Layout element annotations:
**********

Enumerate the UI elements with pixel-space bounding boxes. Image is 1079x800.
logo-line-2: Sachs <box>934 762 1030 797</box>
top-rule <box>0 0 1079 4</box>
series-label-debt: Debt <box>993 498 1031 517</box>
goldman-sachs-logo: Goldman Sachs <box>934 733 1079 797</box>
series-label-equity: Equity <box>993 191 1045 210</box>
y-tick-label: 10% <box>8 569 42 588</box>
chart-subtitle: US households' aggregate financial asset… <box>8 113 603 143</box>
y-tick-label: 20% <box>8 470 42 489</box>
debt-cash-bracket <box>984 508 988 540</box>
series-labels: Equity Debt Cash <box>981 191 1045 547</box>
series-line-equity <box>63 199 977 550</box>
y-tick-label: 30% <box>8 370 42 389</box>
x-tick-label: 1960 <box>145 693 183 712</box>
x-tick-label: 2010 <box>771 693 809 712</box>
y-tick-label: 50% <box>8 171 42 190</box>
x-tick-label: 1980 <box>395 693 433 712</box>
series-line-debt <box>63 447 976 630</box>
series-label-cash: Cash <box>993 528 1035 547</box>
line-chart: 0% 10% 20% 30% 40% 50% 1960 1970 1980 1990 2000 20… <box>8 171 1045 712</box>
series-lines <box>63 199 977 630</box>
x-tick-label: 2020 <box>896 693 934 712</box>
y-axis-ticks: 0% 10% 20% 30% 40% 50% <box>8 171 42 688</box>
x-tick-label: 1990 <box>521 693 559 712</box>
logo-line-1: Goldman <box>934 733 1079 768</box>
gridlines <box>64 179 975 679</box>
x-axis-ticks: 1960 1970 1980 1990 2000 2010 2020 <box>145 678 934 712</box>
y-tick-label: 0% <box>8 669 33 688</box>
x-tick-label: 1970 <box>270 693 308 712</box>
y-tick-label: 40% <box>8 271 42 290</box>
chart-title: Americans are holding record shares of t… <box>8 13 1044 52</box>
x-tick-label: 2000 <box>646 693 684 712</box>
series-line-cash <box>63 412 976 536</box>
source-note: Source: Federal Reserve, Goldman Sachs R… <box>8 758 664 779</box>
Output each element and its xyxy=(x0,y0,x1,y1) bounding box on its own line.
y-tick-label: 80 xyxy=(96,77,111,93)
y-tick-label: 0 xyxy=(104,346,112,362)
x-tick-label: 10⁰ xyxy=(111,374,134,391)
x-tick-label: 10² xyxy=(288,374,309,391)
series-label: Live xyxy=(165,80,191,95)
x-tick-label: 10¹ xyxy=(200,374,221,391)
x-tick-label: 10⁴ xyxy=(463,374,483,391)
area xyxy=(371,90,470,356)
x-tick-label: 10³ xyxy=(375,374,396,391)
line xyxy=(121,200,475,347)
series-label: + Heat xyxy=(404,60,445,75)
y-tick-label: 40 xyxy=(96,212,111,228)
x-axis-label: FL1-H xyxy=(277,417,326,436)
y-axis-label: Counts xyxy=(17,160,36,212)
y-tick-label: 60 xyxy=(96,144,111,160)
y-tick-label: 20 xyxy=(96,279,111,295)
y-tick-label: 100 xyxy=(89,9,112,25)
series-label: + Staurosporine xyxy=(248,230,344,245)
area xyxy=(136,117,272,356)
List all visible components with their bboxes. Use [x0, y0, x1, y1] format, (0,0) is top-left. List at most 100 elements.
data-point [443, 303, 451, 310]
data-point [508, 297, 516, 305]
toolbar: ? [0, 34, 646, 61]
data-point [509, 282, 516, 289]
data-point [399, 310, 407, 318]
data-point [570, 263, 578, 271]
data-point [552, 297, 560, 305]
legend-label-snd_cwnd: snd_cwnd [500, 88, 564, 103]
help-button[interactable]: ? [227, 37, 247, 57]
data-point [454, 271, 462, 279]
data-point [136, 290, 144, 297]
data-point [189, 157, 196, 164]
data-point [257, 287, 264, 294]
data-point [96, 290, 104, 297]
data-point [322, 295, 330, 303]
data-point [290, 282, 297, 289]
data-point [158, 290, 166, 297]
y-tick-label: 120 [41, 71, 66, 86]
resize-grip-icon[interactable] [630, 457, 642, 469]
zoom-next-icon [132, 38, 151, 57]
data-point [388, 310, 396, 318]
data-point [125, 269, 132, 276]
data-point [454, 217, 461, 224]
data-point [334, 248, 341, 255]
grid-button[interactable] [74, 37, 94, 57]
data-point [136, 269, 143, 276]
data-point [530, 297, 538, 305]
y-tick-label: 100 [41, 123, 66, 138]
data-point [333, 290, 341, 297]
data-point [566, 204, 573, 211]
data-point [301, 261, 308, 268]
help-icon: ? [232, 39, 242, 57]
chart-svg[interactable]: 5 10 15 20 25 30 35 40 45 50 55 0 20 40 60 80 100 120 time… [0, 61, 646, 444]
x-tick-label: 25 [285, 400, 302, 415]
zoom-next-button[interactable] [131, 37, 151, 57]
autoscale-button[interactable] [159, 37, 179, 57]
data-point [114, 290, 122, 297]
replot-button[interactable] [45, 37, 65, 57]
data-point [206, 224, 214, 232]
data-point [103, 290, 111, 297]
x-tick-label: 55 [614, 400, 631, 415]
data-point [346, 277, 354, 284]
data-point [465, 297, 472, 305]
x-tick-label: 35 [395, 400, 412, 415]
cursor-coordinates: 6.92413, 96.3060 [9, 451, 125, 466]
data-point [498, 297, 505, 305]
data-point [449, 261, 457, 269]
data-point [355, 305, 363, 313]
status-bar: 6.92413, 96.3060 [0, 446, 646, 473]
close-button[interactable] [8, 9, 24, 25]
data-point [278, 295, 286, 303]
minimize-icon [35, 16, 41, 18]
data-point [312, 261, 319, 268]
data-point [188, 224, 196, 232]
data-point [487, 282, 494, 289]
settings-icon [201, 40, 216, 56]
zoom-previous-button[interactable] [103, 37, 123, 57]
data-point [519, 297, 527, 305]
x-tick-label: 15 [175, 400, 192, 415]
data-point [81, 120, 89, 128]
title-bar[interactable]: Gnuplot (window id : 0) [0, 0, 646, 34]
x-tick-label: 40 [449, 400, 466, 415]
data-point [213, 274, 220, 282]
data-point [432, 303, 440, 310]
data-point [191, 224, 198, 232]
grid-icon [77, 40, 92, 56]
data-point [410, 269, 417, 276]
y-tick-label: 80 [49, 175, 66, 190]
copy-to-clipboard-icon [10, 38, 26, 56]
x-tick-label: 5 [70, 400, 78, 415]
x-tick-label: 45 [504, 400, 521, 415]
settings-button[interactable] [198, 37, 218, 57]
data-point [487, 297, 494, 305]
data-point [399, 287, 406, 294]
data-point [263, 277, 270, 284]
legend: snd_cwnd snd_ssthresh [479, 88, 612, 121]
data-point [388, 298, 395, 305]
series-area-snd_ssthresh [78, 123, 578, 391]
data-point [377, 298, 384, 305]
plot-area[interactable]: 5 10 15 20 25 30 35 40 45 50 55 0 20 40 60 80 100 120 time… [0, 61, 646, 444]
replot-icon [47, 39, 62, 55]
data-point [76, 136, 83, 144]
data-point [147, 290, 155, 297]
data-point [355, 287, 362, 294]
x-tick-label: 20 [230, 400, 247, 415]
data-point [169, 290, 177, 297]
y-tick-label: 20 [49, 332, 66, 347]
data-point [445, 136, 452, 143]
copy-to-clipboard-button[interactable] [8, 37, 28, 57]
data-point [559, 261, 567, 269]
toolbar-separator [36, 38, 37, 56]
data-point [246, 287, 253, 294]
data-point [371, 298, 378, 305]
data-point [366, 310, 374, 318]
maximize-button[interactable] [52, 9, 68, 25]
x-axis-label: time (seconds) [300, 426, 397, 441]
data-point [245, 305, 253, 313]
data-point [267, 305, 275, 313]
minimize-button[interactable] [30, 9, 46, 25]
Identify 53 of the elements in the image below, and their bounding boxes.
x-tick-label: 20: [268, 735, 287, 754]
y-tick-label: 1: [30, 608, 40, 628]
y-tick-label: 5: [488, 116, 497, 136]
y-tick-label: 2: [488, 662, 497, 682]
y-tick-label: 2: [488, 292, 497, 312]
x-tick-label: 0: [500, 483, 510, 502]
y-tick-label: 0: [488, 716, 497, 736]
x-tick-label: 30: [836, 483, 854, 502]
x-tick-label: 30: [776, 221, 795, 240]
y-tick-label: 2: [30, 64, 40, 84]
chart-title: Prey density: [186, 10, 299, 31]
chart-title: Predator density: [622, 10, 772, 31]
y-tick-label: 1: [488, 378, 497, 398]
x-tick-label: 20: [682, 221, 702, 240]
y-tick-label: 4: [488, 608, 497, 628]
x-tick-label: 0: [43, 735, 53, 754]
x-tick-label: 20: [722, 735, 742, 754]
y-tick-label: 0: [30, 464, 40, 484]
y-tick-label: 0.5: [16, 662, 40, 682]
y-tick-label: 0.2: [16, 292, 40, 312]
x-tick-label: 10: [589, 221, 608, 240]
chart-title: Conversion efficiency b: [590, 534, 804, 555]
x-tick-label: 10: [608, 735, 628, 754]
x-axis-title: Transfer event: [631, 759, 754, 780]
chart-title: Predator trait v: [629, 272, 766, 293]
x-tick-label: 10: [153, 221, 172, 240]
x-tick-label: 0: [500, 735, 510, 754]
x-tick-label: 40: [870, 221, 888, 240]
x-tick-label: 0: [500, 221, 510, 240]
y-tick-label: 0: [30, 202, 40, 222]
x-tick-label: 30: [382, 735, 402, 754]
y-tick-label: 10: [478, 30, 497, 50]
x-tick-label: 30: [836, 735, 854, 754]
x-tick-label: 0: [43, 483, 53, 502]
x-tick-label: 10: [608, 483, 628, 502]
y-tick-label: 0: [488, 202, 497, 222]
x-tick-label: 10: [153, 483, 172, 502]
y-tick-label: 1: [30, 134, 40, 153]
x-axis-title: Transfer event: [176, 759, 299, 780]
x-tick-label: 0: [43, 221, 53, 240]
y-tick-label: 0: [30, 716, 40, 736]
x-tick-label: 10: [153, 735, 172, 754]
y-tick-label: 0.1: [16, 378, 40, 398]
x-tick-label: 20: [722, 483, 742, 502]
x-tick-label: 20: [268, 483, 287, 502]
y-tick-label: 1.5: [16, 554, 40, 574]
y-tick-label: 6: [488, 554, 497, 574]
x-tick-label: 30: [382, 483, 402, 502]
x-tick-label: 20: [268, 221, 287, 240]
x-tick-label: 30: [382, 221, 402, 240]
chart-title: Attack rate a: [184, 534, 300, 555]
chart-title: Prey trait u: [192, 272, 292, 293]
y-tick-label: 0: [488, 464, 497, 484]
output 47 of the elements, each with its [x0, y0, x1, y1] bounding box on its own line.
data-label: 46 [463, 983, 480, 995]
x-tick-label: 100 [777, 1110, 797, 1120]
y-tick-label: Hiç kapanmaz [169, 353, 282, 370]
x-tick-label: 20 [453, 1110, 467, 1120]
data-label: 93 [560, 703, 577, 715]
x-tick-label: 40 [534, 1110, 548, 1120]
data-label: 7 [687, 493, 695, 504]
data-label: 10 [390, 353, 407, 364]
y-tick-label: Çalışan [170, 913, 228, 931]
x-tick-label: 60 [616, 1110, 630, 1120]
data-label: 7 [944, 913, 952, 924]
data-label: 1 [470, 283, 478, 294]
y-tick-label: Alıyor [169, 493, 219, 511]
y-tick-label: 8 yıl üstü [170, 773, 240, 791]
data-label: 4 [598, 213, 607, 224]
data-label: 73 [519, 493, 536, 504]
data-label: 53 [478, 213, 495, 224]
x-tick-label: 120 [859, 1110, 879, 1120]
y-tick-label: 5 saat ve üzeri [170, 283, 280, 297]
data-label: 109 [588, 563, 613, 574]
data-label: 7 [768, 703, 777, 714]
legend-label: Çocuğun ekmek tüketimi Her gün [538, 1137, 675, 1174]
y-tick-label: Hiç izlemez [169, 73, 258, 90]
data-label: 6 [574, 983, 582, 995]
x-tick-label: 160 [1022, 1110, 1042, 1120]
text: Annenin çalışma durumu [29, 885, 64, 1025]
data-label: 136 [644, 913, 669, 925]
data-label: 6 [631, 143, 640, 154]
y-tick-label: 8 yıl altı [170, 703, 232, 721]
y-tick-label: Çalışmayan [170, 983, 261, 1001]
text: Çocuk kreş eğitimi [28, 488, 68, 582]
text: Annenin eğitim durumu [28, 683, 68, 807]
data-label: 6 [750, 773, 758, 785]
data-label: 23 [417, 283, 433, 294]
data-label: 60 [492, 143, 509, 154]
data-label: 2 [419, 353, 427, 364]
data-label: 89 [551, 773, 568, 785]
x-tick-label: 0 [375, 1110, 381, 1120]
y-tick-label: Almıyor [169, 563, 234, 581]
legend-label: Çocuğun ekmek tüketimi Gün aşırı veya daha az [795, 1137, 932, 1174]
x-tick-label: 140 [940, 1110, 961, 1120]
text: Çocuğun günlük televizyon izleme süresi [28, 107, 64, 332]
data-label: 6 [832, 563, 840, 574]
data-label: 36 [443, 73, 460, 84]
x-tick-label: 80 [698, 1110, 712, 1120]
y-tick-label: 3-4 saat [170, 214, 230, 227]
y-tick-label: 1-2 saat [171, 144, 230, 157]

**********

* **THE REQUEST**
Update the listing from its first line through the line containing "y-tick-label: 10% <box>8 569 42 588</box>", replacing "top-rule" with "header-rule" and keeping everything else the same.

* **ANSWER TO THIS EXERCISE**
Enumerate the UI elements with pixel-space bounding boxes. Image is 1079x800.
logo-line-2: Sachs <box>934 762 1030 797</box>
header-rule <box>0 0 1079 4</box>
series-label-debt: Debt <box>993 498 1031 517</box>
goldman-sachs-logo: Goldman Sachs <box>934 733 1079 797</box>
series-label-equity: Equity <box>993 191 1045 210</box>
y-tick-label: 10% <box>8 569 42 588</box>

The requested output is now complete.